**Raw records**
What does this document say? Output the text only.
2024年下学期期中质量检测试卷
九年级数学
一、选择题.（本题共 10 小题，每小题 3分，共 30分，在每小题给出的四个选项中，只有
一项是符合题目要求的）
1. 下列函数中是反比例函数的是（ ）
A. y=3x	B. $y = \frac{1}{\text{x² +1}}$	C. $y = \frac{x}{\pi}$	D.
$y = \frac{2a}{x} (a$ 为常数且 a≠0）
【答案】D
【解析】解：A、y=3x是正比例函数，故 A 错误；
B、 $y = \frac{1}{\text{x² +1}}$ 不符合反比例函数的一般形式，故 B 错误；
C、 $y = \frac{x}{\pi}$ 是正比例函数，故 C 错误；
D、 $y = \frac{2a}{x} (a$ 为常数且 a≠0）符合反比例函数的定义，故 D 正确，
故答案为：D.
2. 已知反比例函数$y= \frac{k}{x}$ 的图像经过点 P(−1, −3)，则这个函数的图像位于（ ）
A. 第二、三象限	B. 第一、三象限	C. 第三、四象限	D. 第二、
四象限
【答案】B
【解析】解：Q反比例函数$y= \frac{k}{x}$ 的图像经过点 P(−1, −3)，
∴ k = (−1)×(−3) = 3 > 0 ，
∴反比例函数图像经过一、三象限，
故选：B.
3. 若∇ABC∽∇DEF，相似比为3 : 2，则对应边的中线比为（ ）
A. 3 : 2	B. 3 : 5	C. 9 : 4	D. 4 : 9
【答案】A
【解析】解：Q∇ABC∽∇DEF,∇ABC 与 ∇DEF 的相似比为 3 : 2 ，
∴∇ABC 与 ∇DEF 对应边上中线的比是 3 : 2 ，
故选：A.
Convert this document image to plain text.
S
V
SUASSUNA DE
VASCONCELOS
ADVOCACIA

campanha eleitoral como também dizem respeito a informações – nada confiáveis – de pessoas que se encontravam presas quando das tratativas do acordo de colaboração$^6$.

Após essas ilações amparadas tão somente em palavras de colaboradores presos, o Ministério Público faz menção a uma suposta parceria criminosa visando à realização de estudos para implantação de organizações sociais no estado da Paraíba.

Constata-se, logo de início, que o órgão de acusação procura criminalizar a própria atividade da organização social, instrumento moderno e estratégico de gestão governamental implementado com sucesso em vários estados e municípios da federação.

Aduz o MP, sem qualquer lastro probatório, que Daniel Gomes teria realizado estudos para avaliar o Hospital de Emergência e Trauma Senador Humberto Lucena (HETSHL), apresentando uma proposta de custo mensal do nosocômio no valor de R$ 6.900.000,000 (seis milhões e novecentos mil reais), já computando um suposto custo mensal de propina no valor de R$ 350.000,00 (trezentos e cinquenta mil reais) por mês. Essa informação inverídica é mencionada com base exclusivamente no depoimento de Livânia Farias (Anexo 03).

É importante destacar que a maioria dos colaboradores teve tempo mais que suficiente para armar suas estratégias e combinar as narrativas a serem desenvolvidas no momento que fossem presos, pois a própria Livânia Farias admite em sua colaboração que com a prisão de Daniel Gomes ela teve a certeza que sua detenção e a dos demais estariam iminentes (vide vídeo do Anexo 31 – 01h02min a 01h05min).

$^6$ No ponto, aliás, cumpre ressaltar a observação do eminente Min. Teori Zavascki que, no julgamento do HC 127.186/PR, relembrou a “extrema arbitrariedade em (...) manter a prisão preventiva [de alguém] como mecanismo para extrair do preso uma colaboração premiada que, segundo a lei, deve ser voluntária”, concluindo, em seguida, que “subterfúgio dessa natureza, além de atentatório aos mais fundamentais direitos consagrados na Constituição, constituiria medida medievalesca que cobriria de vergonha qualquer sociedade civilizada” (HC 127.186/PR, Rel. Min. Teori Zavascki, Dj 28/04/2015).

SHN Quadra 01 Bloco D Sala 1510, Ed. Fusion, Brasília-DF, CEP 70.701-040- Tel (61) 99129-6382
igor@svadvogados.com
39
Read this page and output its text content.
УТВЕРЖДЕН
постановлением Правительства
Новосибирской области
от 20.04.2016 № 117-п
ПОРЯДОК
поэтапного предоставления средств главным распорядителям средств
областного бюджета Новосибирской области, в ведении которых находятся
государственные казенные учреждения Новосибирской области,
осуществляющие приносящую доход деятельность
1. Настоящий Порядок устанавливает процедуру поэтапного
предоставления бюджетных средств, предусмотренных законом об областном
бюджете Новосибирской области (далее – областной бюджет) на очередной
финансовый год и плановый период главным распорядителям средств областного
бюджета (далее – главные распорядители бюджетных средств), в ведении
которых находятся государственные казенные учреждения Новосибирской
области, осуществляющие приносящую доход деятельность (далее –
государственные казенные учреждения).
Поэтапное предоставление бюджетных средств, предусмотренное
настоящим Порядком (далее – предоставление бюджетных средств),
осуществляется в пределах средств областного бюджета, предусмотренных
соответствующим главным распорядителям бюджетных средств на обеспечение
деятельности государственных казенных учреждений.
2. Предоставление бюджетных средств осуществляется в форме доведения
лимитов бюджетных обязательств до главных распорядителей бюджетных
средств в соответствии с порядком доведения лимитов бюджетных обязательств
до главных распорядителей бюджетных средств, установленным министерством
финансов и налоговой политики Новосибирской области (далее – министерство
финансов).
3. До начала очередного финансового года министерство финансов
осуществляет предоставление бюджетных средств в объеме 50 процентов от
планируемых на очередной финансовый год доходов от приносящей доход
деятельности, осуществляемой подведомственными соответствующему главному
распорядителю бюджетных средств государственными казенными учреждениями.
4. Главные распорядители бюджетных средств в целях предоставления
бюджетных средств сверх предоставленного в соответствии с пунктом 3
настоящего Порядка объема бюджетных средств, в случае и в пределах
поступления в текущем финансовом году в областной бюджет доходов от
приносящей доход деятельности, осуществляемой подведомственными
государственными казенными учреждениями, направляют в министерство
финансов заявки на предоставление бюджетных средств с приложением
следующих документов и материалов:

**Work to be completed**
Reproduce every entry shown above, precisely as it stands.

**Exercise answer**
What does this document say? Output the text only.
2024年下学期期中质量检测试卷
九年级数学
一、选择题.（本题共 10 小题，每小题 3分，共 30分，在每小题给出的四个选项中，只有
一项是符合题目要求的）
1. 下列函数中是反比例函数的是（ ）
A. y=3x	B. $y = \frac{1}{\text{x² +1}}$	C. $y = \frac{x}{\pi}$	D.
$y = \frac{2a}{x} (a$ 为常数且 a≠0）
【答案】D
【解析】解：A、y=3x是正比例函数，故 A 错误；
B、 $y = \frac{1}{\text{x² +1}}$ 不符合反比例函数的一般形式，故 B 错误；
C、 $y = \frac{x}{\pi}$ 是正比例函数，故 C 错误；
D、 $y = \frac{2a}{x} (a$ 为常数且 a≠0）符合反比例函数的定义，故 D 正确，
故答案为：D.
2. 已知反比例函数$y= \frac{k}{x}$ 的图像经过点 P(−1, −3)，则这个函数的图像位于（ ）
A. 第二、三象限	B. 第一、三象限	C. 第三、四象限	D. 第二、
四象限
【答案】B
【解析】解：Q反比例函数$y= \frac{k}{x}$ 的图像经过点 P(−1, −3)，
∴ k = (−1)×(−3) = 3 > 0 ，
∴反比例函数图像经过一、三象限，
故选：B.
3. 若∇ABC∽∇DEF，相似比为3 : 2，则对应边的中线比为（ ）
A. 3 : 2	B. 3 : 5	C. 9 : 4	D. 4 : 9
【答案】A
【解析】解：Q∇ABC∽∇DEF,∇ABC 与 ∇DEF 的相似比为 3 : 2 ，
∴∇ABC 与 ∇DEF 对应边上中线的比是 3 : 2 ，
故选：A.
Convert this document image to plain text.
S
V
SUASSUNA DE
VASCONCELOS
ADVOCACIA

campanha eleitoral como também dizem respeito a informações – nada confiáveis – de pessoas que se encontravam presas quando das tratativas do acordo de colaboração$^6$.

Após essas ilações amparadas tão somente em palavras de colaboradores presos, o Ministério Público faz menção a uma suposta parceria criminosa visando à realização de estudos para implantação de organizações sociais no estado da Paraíba.

Constata-se, logo de início, que o órgão de acusação procura criminalizar a própria atividade da organização social, instrumento moderno e estratégico de gestão governamental implementado com sucesso em vários estados e municípios da federação.

Aduz o MP, sem qualquer lastro probatório, que Daniel Gomes teria realizado estudos para avaliar o Hospital de Emergência e Trauma Senador Humberto Lucena (HETSHL), apresentando uma proposta de custo mensal do nosocômio no valor de R$ 6.900.000,000 (seis milhões e novecentos mil reais), já computando um suposto custo mensal de propina no valor de R$ 350.000,00 (trezentos e cinquenta mil reais) por mês. Essa informação inverídica é mencionada com base exclusivamente no depoimento de Livânia Farias (Anexo 03).

É importante destacar que a maioria dos colaboradores teve tempo mais que suficiente para armar suas estratégias e combinar as narrativas a serem desenvolvidas no momento que fossem presos, pois a própria Livânia Farias admite em sua colaboração que com a prisão de Daniel Gomes ela teve a certeza que sua detenção e a dos demais estariam iminentes (vide vídeo do Anexo 31 – 01h02min a 01h05min).

$^6$ No ponto, aliás, cumpre ressaltar a observação do eminente Min. Teori Zavascki que, no julgamento do HC 127.186/PR, relembrou a “extrema arbitrariedade em (...) manter a prisão preventiva [de alguém] como mecanismo para extrair do preso uma colaboração premiada que, segundo a lei, deve ser voluntária”, concluindo, em seguida, que “subterfúgio dessa natureza, além de atentatório aos mais fundamentais direitos consagrados na Constituição, constituiria medida medievalesca que cobriria de vergonha qualquer sociedade civilizada” (HC 127.186/PR, Rel. Min. Teori Zavascki, Dj 28/04/2015).

SHN Quadra 01 Bloco D Sala 1510, Ed. Fusion, Brasília-DF, CEP 70.701-040- Tel (61) 99129-6382
igor@svadvogados.com
39
Read this page and output its text content.
УТВЕРЖДЕН
постановлением Правительства
Новосибирской области
от 20.04.2016 № 117-п
ПОРЯДОК
поэтапного предоставления средств главным распорядителям средств
областного бюджета Новосибирской области, в ведении которых находятся
государственные казенные учреждения Новосибирской области,
осуществляющие приносящую доход деятельность
1. Настоящий Порядок устанавливает процедуру поэтапного
предоставления бюджетных средств, предусмотренных законом об областном
бюджете Новосибирской области (далее – областной бюджет) на очередной
финансовый год и плановый период главным распорядителям средств областного
бюджета (далее – главные распорядители бюджетных средств), в ведении
которых находятся государственные казенные учреждения Новосибирской
области, осуществляющие приносящую доход деятельность (далее –
государственные казенные учреждения).
Поэтапное предоставление бюджетных средств, предусмотренное
настоящим Порядком (далее – предоставление бюджетных средств),
осуществляется в пределах средств областного бюджета, предусмотренных
соответствующим главным распорядителям бюджетных средств на обеспечение
деятельности государственных казенных учреждений.
2. Предоставление бюджетных средств осуществляется в форме доведения
лимитов бюджетных обязательств до главных распорядителей бюджетных
средств в соответствии с порядком доведения лимитов бюджетных обязательств
до главных распорядителей бюджетных средств, установленным министерством
финансов и налоговой политики Новосибирской области (далее – министерство
финансов).
3. До начала очередного финансового года министерство финансов
осуществляет предоставление бюджетных средств в объеме 50 процентов от
планируемых на очередной финансовый год доходов от приносящей доход
деятельности, осуществляемой подведомственными соответствующему главному
распорядителю бюджетных средств государственными казенными учреждениями.
4. Главные распорядители бюджетных средств в целях предоставления
бюджетных средств сверх предоставленного в соответствии с пунктом 3
настоящего Порядка объема бюджетных средств, в случае и в пределах
поступления в текущем финансовом году в областной бюджет доходов от
приносящей доход деятельности, осуществляемой подведомственными
государственными казенными учреждениями, направляют в министерство
финансов заявки на предоставление бюджетных средств с приложением
следующих документов и материалов:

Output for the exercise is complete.